>> START
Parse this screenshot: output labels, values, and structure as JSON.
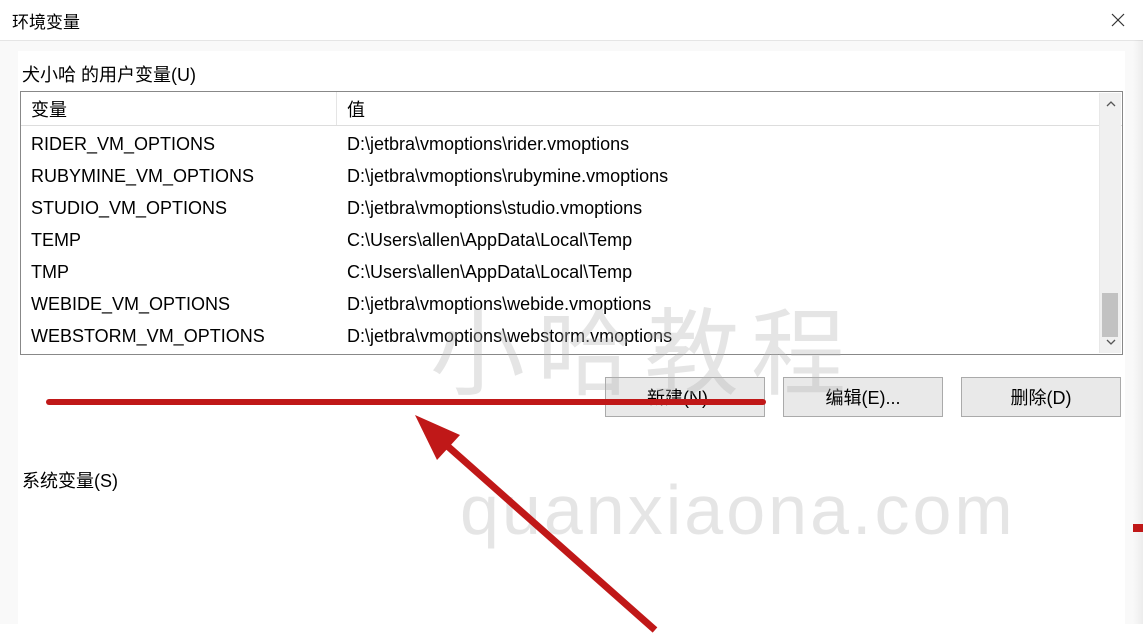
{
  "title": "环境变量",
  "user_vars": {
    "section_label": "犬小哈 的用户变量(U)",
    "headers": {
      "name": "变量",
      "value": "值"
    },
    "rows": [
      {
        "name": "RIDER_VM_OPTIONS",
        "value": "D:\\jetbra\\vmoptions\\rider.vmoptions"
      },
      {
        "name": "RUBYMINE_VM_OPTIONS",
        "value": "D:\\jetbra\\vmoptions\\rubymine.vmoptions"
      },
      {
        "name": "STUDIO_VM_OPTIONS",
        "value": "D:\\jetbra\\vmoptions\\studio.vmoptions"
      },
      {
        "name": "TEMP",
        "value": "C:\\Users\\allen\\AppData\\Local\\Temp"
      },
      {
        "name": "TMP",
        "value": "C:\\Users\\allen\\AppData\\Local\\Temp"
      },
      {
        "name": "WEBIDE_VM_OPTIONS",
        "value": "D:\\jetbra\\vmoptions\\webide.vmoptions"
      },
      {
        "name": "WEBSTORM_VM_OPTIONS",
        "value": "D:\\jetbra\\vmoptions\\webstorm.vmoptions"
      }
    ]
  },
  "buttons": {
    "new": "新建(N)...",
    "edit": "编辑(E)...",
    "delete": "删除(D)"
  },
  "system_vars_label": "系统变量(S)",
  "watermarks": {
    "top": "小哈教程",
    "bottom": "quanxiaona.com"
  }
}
>> END
>> START
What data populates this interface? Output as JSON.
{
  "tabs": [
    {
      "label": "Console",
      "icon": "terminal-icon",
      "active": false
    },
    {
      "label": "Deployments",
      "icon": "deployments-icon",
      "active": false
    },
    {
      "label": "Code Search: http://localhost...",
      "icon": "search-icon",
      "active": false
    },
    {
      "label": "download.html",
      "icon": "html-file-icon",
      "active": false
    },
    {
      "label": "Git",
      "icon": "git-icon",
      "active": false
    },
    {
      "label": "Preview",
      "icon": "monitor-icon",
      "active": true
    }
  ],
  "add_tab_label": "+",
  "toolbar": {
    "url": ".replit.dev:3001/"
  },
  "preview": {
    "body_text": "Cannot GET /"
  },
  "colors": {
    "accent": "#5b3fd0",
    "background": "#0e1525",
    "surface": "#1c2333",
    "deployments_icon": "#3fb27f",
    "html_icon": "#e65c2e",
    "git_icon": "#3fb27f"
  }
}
>> END
SET EXERCISE — Note every line above where the string "JSON" shows up, and copy those lines.

WRITTEN ANSWER —
Parse this screenshot: output labels, values, and structure as JSON.
What data populates this interface? Output as JSON.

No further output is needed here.